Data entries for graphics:
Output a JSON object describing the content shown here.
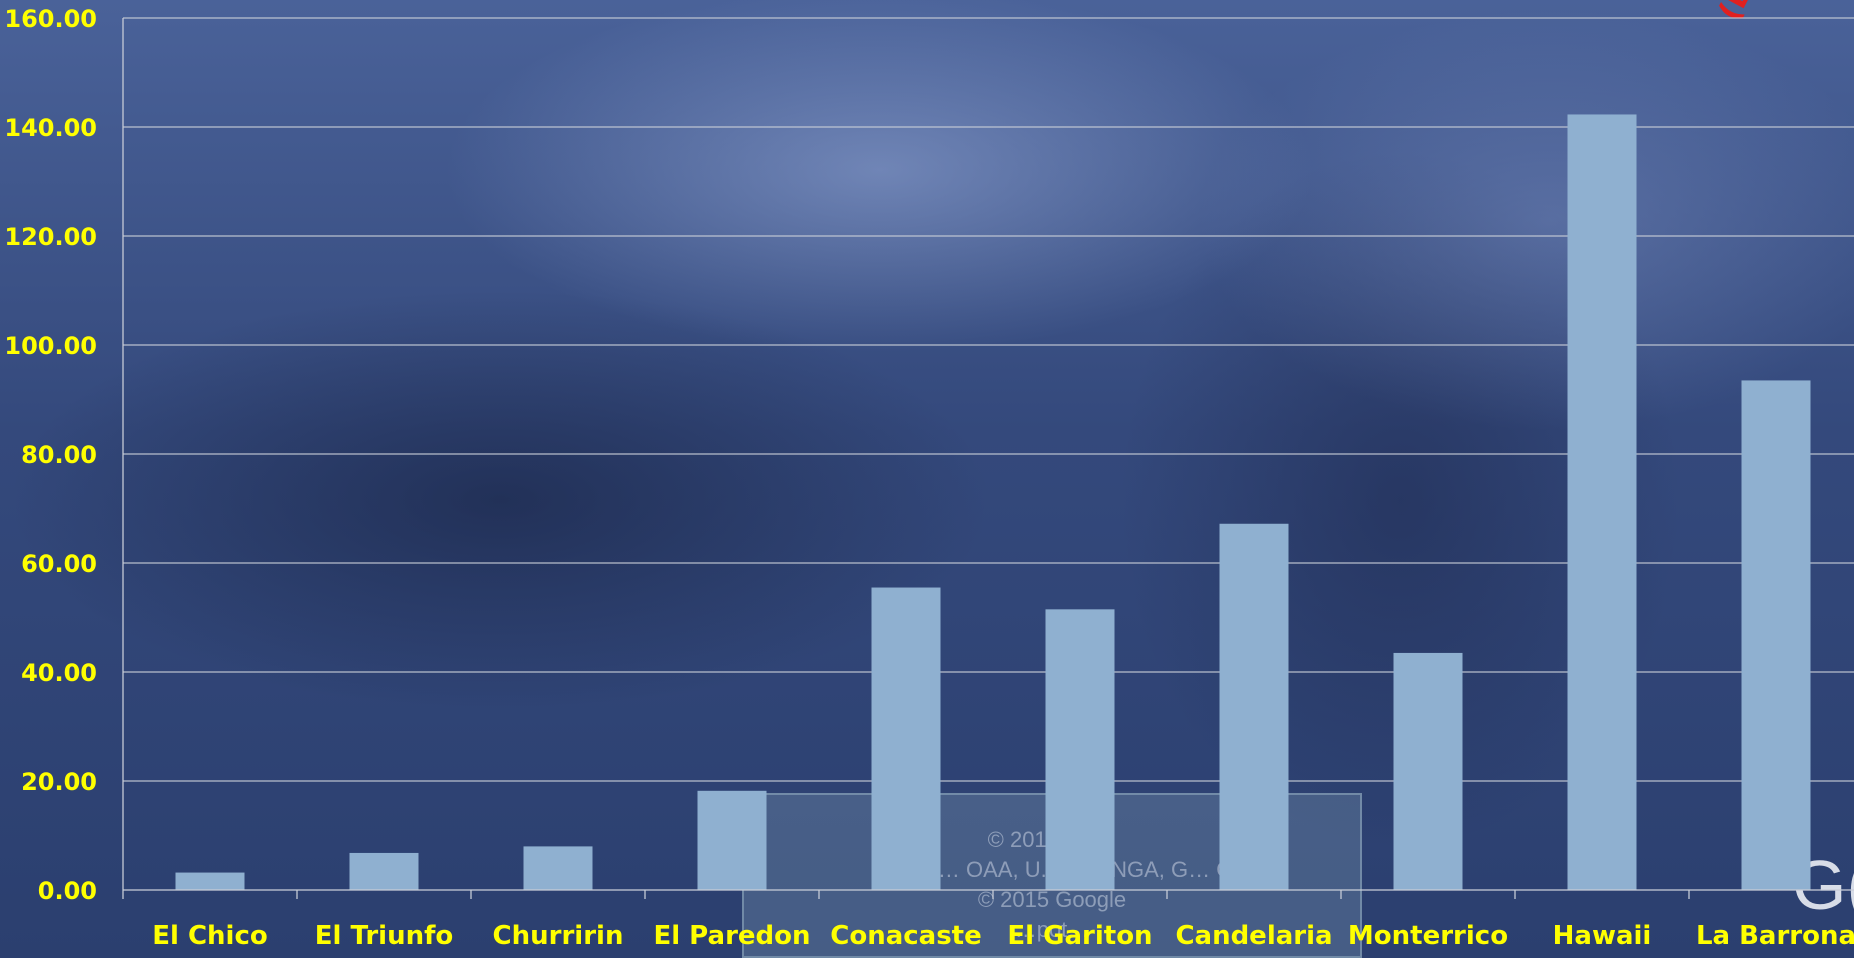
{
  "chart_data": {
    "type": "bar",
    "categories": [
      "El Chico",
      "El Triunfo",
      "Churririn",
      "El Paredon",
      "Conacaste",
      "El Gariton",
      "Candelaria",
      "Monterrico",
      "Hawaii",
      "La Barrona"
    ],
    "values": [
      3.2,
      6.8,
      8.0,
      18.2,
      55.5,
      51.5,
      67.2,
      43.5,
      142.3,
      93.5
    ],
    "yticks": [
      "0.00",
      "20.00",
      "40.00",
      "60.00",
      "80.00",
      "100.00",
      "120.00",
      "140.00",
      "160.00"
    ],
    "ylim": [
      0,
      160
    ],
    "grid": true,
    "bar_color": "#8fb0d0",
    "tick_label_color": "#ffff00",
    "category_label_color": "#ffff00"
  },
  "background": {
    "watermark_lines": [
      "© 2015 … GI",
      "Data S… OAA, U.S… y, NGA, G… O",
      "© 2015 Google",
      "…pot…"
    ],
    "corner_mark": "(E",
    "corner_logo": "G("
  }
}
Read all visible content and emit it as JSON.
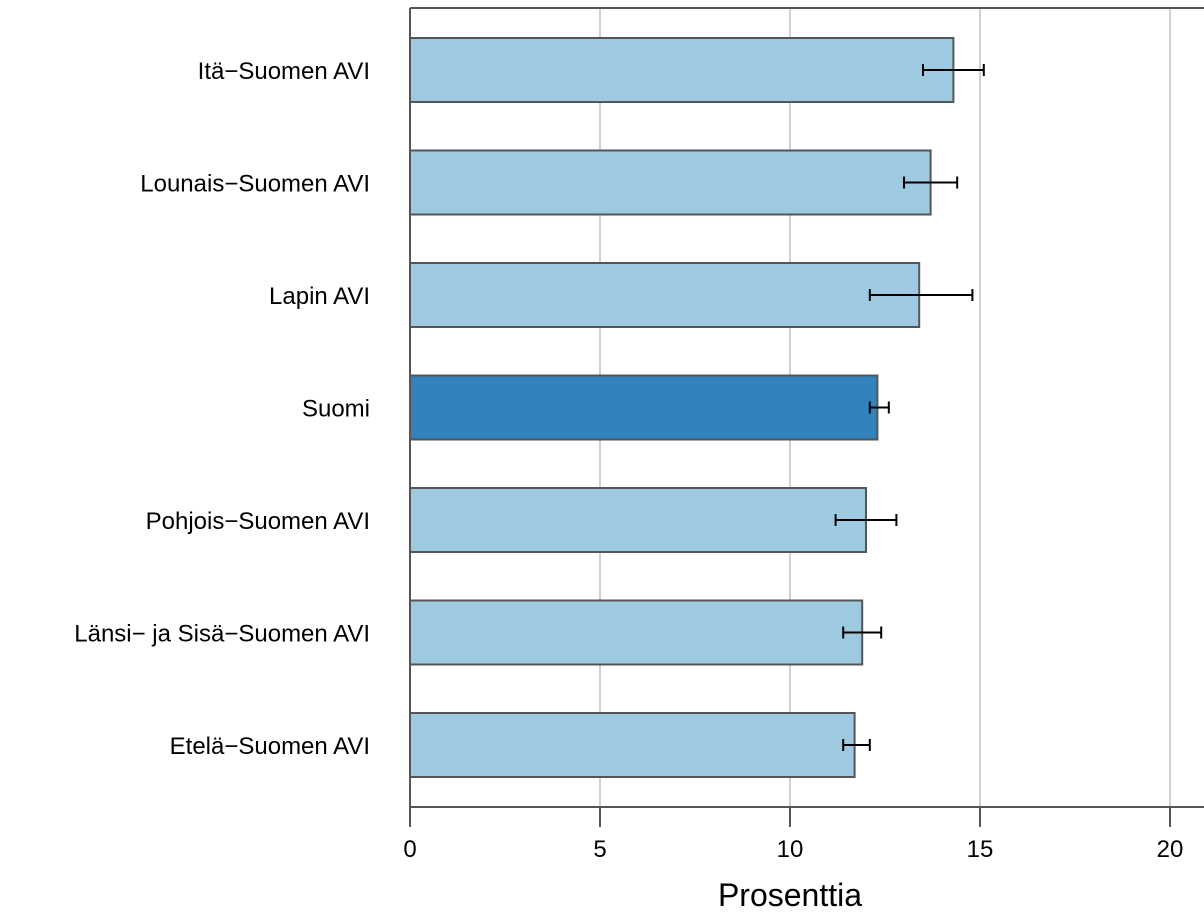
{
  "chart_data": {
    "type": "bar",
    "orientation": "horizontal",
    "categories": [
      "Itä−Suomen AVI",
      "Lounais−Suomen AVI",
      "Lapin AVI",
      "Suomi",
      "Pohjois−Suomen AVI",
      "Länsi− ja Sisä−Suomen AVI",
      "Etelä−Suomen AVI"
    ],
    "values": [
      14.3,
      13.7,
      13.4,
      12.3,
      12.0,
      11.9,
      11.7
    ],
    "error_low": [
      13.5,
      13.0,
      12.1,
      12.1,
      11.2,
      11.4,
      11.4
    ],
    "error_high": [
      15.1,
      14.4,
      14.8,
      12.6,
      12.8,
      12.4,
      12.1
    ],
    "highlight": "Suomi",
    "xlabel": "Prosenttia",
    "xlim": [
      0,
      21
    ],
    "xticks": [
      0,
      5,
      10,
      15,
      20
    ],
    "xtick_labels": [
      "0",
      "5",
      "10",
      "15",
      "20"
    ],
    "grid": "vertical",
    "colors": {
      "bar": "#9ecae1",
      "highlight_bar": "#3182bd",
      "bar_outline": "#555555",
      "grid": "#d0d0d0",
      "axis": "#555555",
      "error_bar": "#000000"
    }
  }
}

• Objective
Retype the records exactly. Any image in them should not appear in what you write.

• Answer to the task
Output a JSON object describing the content shown here.
{
  "chart_data": {
    "type": "bar",
    "categories": [
      "El Chico",
      "El Triunfo",
      "Churririn",
      "El Paredon",
      "Conacaste",
      "El Gariton",
      "Candelaria",
      "Monterrico",
      "Hawaii",
      "La Barrona"
    ],
    "values": [
      3.2,
      6.8,
      8.0,
      18.2,
      55.5,
      51.5,
      67.2,
      43.5,
      142.3,
      93.5
    ],
    "yticks": [
      "0.00",
      "20.00",
      "40.00",
      "60.00",
      "80.00",
      "100.00",
      "120.00",
      "140.00",
      "160.00"
    ],
    "ylim": [
      0,
      160
    ],
    "grid": true,
    "bar_color": "#8fb0d0",
    "tick_label_color": "#ffff00",
    "category_label_color": "#ffff00"
  },
  "background": {
    "watermark_lines": [
      "© 2015 … GI",
      "Data S… OAA, U.S… y, NGA, G… O",
      "© 2015 Google",
      "…pot…"
    ],
    "corner_mark": "(E",
    "corner_logo": "G("
  }
}
Read all visible content and emit it as JSON.
{
  "chart_data": {
    "type": "bar",
    "orientation": "horizontal",
    "categories": [
      "Itä−Suomen AVI",
      "Lounais−Suomen AVI",
      "Lapin AVI",
      "Suomi",
      "Pohjois−Suomen AVI",
      "Länsi− ja Sisä−Suomen AVI",
      "Etelä−Suomen AVI"
    ],
    "values": [
      14.3,
      13.7,
      13.4,
      12.3,
      12.0,
      11.9,
      11.7
    ],
    "error_low": [
      13.5,
      13.0,
      12.1,
      12.1,
      11.2,
      11.4,
      11.4
    ],
    "error_high": [
      15.1,
      14.4,
      14.8,
      12.6,
      12.8,
      12.4,
      12.1
    ],
    "highlight": "Suomi",
    "xlabel": "Prosenttia",
    "xlim": [
      0,
      21
    ],
    "xticks": [
      0,
      5,
      10,
      15,
      20
    ],
    "xtick_labels": [
      "0",
      "5",
      "10",
      "15",
      "20"
    ],
    "grid": "vertical",
    "colors": {
      "bar": "#9ecae1",
      "highlight_bar": "#3182bd",
      "bar_outline": "#555555",
      "grid": "#d0d0d0",
      "axis": "#555555",
      "error_bar": "#000000"
    }
  }
}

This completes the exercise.